Exercise inputs:
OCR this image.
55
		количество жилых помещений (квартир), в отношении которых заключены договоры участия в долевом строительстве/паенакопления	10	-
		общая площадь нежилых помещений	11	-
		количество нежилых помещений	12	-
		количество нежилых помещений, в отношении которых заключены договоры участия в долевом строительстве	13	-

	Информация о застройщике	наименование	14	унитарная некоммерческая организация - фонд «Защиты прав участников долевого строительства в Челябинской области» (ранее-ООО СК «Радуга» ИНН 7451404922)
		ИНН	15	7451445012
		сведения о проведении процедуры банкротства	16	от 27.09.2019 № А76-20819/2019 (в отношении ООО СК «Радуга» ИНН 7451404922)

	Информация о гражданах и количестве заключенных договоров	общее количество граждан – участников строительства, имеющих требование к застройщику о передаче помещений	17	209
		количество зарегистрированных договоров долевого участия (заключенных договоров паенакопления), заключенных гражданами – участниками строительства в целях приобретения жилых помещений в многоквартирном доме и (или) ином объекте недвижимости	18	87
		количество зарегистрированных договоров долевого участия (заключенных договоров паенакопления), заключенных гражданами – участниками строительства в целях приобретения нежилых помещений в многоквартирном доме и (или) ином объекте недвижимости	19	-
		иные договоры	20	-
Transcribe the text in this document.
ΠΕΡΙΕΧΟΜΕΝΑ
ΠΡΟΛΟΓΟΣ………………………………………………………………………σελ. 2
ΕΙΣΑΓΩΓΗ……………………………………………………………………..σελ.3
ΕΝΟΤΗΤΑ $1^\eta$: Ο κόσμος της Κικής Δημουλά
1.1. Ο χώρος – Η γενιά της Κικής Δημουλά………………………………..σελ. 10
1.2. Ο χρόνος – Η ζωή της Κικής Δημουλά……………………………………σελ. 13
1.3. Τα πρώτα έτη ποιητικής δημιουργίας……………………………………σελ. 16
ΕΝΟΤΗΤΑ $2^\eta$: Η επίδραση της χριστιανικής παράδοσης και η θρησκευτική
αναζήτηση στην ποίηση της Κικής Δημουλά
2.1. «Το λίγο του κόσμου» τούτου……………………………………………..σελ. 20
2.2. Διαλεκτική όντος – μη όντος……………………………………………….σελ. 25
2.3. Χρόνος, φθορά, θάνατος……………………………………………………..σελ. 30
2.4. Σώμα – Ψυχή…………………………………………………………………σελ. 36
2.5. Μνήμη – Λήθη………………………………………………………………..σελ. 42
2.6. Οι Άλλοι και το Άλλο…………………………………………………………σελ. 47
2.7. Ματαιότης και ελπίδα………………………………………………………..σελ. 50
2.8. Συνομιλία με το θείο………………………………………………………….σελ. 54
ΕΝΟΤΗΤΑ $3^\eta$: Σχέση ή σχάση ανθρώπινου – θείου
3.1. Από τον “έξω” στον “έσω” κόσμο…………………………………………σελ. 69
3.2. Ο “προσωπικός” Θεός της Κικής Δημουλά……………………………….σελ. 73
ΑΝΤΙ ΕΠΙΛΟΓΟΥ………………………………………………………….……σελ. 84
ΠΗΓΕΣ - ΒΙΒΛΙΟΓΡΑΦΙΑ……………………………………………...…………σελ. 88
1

Instructions to follow:
Type the whole listing again, unaltered.

Correct answer:
OCR this image.
55
		количество жилых помещений (квартир), в отношении которых заключены договоры участия в долевом строительстве/паенакопления	10	-
		общая площадь нежилых помещений	11	-
		количество нежилых помещений	12	-
		количество нежилых помещений, в отношении которых заключены договоры участия в долевом строительстве	13	-

	Информация о застройщике	наименование	14	унитарная некоммерческая организация - фонд «Защиты прав участников долевого строительства в Челябинской области» (ранее-ООО СК «Радуга» ИНН 7451404922)
		ИНН	15	7451445012
		сведения о проведении процедуры банкротства	16	от 27.09.2019 № А76-20819/2019 (в отношении ООО СК «Радуга» ИНН 7451404922)

	Информация о гражданах и количестве заключенных договоров	общее количество граждан – участников строительства, имеющих требование к застройщику о передаче помещений	17	209
		количество зарегистрированных договоров долевого участия (заключенных договоров паенакопления), заключенных гражданами – участниками строительства в целях приобретения жилых помещений в многоквартирном доме и (или) ином объекте недвижимости	18	87
		количество зарегистрированных договоров долевого участия (заключенных договоров паенакопления), заключенных гражданами – участниками строительства в целях приобретения нежилых помещений в многоквартирном доме и (или) ином объекте недвижимости	19	-
		иные договоры	20	-
Transcribe the text in this document.
ΠΕΡΙΕΧΟΜΕΝΑ
ΠΡΟΛΟΓΟΣ………………………………………………………………………σελ. 2
ΕΙΣΑΓΩΓΗ……………………………………………………………………..σελ.3
ΕΝΟΤΗΤΑ $1^\eta$: Ο κόσμος της Κικής Δημουλά
1.1. Ο χώρος – Η γενιά της Κικής Δημουλά………………………………..σελ. 10
1.2. Ο χρόνος – Η ζωή της Κικής Δημουλά……………………………………σελ. 13
1.3. Τα πρώτα έτη ποιητικής δημιουργίας……………………………………σελ. 16
ΕΝΟΤΗΤΑ $2^\eta$: Η επίδραση της χριστιανικής παράδοσης και η θρησκευτική
αναζήτηση στην ποίηση της Κικής Δημουλά
2.1. «Το λίγο του κόσμου» τούτου……………………………………………..σελ. 20
2.2. Διαλεκτική όντος – μη όντος……………………………………………….σελ. 25
2.3. Χρόνος, φθορά, θάνατος……………………………………………………..σελ. 30
2.4. Σώμα – Ψυχή…………………………………………………………………σελ. 36
2.5. Μνήμη – Λήθη………………………………………………………………..σελ. 42
2.6. Οι Άλλοι και το Άλλο…………………………………………………………σελ. 47
2.7. Ματαιότης και ελπίδα………………………………………………………..σελ. 50
2.8. Συνομιλία με το θείο………………………………………………………….σελ. 54
ΕΝΟΤΗΤΑ $3^\eta$: Σχέση ή σχάση ανθρώπινου – θείου
3.1. Από τον “έξω” στον “έσω” κόσμο…………………………………………σελ. 69
3.2. Ο “προσωπικός” Θεός της Κικής Δημουλά……………………………….σελ. 73
ΑΝΤΙ ΕΠΙΛΟΓΟΥ………………………………………………………….……σελ. 84
ΠΗΓΕΣ - ΒΙΒΛΙΟΓΡΑΦΙΑ……………………………………………...…………σελ. 88
1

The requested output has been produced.